**TASK STATEMENT**
Copy all the data exactly, except the pictures.

* START RECORDS FOR THIS EXERCISE *

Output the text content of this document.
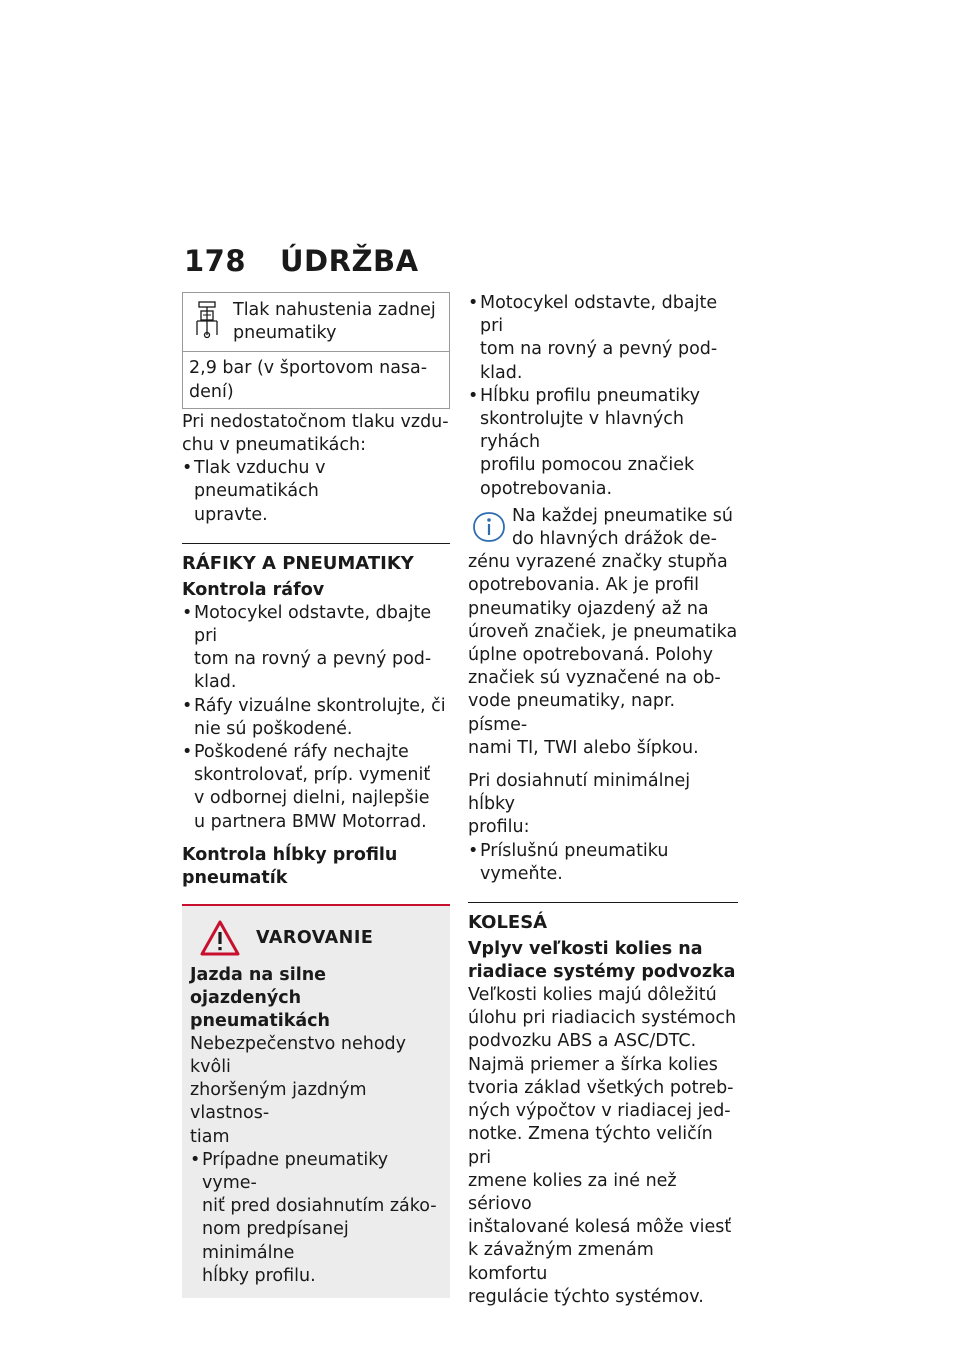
178 ÚDRŽBA

Tlak nahustenia zadnej

pneumatiky

2,9 bar (v športovom nasa-

dení)

Pri nedostatočnom tlaku vzdu-

chu v pneumatikách:

• Tlak vzduchu v pneumatikách
upravte.
RÁFIKY A PNEUMATIKY
Kontrola ráfov
• Motocykel odstavte, dbajte pri
tom na rovný a pevný pod-
klad.
• Ráfy vizuálne skontrolujte, či
nie sú poškodené.
• Poškodené ráfy nechajte
skontrolovať, príp. vymeniť
v odbornej dielni, najlepšie
u partnera BMW Motorrad.
Kontrola hĺbky profilu
pneumatík
VAROVANIE
Jazda na silne ojazdených
pneumatikách

Nebezpečenstvo nehody kvôli

zhoršeným jazdným vlastnos-

tiam

• Prípadne pneumatiky vyme-
niť pred dosiahnutím záko-
nom predpísanej minimálne
hĺbky profilu.
• Motocykel odstavte, dbajte pri
tom na rovný a pevný pod-
klad.
• Hĺbku profilu pneumatiky
skontrolujte v hlavných ryhách
profilu pomocou značiek
opotrebovania.

Na každej pneumatike sú

do hlavných drážok de-

zénu vyrazené značky stupňa

opotrebovania. Ak je profil

pneumatiky ojazdený až na

úroveň značiek, je pneumatika

úplne opotrebovaná. Polohy

značiek sú vyznačené na ob-

vode pneumatiky, napr. písme-

nami TI, TWI alebo šípkou.

Pri dosiahnutí minimálnej hĺbky

profilu:

• Príslušnú pneumatiku
vymeňte.
KOLESÁ
Vplyv veľkosti kolies na
riadiace systémy podvozka

Veľkosti kolies majú dôležitú

úlohu pri riadiacich systémoch

podvozku ABS a ASC/DTC.

Najmä priemer a šírka kolies

tvoria základ všetkých potreb-

ných výpočtov v riadiacej jed-

notke. Zmena týchto veličín pri

zmene kolies za iné než sériovo

inštalované kolesá môže viesť

k závažným zmenám komfortu

regulácie týchto systémov.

* END RECORDS FOR THIS EXERCISE *

**EXERCISE RESPONSE**
Output the text content of this document.
178 ÚDRŽBA

Tlak nahustenia zadnej

pneumatiky

2,9 bar (v športovom nasa-

dení)

Pri nedostatočnom tlaku vzdu-

chu v pneumatikách:

• Tlak vzduchu v pneumatikách
upravte.
RÁFIKY A PNEUMATIKY
Kontrola ráfov
• Motocykel odstavte, dbajte pri
tom na rovný a pevný pod-
klad.
• Ráfy vizuálne skontrolujte, či
nie sú poškodené.
• Poškodené ráfy nechajte
skontrolovať, príp. vymeniť
v odbornej dielni, najlepšie
u partnera BMW Motorrad.
Kontrola hĺbky profilu
pneumatík
VAROVANIE
Jazda na silne ojazdených
pneumatikách

Nebezpečenstvo nehody kvôli

zhoršeným jazdným vlastnos-

tiam

• Prípadne pneumatiky vyme-
niť pred dosiahnutím záko-
nom predpísanej minimálne
hĺbky profilu.
• Motocykel odstavte, dbajte pri
tom na rovný a pevný pod-
klad.
• Hĺbku profilu pneumatiky
skontrolujte v hlavných ryhách
profilu pomocou značiek
opotrebovania.

Na každej pneumatike sú

do hlavných drážok de-

zénu vyrazené značky stupňa

opotrebovania. Ak je profil

pneumatiky ojazdený až na

úroveň značiek, je pneumatika

úplne opotrebovaná. Polohy

značiek sú vyznačené na ob-

vode pneumatiky, napr. písme-

nami TI, TWI alebo šípkou.

Pri dosiahnutí minimálnej hĺbky

profilu:

• Príslušnú pneumatiku
vymeňte.
KOLESÁ
Vplyv veľkosti kolies na
riadiace systémy podvozka

Veľkosti kolies majú dôležitú

úlohu pri riadiacich systémoch

podvozku ABS a ASC/DTC.

Najmä priemer a šírka kolies

tvoria základ všetkých potreb-

ných výpočtov v riadiacej jed-

notke. Zmena týchto veličín pri

zmene kolies za iné než sériovo

inštalované kolesá môže viesť

k závažným zmenám komfortu

regulácie týchto systémov.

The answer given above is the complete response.